In the listing below, locate the lines bearing the word "true". Copy every one of them.

═══ Task input ═══

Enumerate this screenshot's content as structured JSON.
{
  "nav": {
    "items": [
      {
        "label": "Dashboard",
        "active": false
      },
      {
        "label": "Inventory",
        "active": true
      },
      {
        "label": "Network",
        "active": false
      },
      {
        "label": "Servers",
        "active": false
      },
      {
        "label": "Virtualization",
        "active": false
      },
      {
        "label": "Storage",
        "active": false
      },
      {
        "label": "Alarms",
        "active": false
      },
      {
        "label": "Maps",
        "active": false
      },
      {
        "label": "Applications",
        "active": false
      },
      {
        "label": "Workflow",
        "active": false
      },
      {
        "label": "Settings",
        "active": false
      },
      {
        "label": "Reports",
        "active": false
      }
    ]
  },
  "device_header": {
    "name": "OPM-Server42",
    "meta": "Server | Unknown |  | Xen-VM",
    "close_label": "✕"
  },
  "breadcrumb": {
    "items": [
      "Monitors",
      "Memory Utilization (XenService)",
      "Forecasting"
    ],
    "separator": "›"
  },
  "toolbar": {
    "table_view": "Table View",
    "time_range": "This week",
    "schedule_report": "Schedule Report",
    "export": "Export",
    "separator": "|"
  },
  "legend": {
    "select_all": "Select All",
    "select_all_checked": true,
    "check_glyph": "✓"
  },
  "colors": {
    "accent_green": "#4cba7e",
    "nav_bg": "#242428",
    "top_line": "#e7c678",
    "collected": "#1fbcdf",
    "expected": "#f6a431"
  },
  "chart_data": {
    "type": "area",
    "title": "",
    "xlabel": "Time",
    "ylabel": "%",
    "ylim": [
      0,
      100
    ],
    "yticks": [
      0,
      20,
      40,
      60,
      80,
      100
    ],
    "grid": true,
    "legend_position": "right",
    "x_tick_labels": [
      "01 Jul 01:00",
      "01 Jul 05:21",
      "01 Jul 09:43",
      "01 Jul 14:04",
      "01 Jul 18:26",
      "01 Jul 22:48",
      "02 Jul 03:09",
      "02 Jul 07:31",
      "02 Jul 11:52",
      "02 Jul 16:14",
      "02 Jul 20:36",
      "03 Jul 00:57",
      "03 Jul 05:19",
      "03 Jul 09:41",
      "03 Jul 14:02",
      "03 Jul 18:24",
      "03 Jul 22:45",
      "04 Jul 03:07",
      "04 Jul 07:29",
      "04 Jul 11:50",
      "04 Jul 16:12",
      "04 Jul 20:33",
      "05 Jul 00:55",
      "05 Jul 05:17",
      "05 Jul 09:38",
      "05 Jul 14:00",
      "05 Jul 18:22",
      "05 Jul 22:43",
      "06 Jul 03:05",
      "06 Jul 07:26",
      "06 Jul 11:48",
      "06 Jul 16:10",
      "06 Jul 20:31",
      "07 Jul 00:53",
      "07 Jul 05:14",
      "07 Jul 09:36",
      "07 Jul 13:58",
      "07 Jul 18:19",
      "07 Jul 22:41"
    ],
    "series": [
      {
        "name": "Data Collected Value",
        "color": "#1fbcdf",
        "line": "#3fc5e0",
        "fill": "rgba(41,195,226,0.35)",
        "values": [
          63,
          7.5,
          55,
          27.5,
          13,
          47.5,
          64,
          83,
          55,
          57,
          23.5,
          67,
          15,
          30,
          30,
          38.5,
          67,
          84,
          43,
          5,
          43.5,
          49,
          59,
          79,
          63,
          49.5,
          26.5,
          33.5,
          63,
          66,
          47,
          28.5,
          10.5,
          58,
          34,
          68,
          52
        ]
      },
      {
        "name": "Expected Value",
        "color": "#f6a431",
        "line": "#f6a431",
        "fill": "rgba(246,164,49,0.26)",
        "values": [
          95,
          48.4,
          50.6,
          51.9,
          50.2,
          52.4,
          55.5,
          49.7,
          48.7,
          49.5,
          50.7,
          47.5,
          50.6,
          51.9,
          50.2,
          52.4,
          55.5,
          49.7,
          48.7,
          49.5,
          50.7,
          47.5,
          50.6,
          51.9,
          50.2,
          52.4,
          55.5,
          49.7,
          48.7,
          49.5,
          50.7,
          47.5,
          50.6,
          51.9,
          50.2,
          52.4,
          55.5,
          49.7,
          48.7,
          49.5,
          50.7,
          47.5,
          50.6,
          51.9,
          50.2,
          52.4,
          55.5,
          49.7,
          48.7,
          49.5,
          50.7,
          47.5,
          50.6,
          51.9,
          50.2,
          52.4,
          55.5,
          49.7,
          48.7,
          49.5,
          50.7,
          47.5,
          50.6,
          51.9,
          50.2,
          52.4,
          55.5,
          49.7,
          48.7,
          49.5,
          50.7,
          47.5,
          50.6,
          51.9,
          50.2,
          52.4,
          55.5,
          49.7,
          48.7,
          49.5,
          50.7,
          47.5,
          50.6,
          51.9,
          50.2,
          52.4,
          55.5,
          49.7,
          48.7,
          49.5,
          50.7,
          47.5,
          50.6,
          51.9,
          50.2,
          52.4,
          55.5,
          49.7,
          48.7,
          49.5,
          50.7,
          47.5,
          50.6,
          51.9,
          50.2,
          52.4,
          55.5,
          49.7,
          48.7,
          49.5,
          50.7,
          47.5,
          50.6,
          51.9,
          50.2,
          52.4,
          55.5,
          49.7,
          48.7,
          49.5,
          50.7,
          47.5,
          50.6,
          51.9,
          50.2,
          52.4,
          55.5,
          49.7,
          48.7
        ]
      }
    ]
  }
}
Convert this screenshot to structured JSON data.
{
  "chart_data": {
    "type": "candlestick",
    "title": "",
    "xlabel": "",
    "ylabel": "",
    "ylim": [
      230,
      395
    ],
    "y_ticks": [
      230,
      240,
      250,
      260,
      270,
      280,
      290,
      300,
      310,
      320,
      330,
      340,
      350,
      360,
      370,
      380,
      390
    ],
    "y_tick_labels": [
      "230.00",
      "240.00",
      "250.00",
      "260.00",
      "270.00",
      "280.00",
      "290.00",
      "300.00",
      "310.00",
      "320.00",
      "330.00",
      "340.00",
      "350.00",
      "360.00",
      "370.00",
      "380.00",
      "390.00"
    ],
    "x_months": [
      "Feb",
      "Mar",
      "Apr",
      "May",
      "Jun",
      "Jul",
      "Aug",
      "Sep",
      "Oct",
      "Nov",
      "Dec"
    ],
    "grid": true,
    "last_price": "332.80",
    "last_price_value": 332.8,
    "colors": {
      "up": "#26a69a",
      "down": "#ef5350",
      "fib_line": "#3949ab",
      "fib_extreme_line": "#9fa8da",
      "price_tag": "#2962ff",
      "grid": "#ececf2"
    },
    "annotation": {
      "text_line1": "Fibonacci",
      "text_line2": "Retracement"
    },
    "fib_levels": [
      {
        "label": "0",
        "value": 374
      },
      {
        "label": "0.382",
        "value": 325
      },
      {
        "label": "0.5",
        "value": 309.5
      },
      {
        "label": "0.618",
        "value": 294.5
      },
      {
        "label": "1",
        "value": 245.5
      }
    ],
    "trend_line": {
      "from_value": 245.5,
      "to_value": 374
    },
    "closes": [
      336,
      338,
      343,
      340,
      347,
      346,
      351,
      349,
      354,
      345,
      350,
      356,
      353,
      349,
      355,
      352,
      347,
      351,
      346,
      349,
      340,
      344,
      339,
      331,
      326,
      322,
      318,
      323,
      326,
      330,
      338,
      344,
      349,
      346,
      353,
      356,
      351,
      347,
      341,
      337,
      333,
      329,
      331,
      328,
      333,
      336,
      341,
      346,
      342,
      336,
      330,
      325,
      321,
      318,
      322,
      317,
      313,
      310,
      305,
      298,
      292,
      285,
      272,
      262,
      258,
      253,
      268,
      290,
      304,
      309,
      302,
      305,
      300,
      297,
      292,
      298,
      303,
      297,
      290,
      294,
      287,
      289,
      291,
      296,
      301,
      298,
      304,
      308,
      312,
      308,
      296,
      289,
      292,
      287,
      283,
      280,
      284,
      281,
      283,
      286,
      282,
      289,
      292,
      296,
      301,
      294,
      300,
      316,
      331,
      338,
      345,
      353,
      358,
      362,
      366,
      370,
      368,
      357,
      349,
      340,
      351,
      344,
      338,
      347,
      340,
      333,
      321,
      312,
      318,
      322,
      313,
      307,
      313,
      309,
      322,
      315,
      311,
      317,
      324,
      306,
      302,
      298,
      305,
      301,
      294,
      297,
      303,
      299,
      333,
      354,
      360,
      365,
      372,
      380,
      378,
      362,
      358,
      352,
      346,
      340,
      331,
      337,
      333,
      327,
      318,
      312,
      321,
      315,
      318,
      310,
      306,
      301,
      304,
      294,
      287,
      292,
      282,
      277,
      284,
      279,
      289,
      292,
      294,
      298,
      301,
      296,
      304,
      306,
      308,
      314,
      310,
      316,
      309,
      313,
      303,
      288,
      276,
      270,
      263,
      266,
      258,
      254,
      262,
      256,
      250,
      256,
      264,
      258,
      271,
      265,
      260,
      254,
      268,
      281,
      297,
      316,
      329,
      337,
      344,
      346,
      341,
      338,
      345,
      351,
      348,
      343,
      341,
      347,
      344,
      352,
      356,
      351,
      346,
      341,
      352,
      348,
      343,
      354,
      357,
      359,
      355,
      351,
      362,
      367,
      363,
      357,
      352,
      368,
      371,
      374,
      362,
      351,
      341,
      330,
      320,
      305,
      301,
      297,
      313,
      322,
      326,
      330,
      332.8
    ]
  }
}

═══

## Answer below
        "active": true
    "select_all_checked": true,
    "grid": true,
    "grid": true,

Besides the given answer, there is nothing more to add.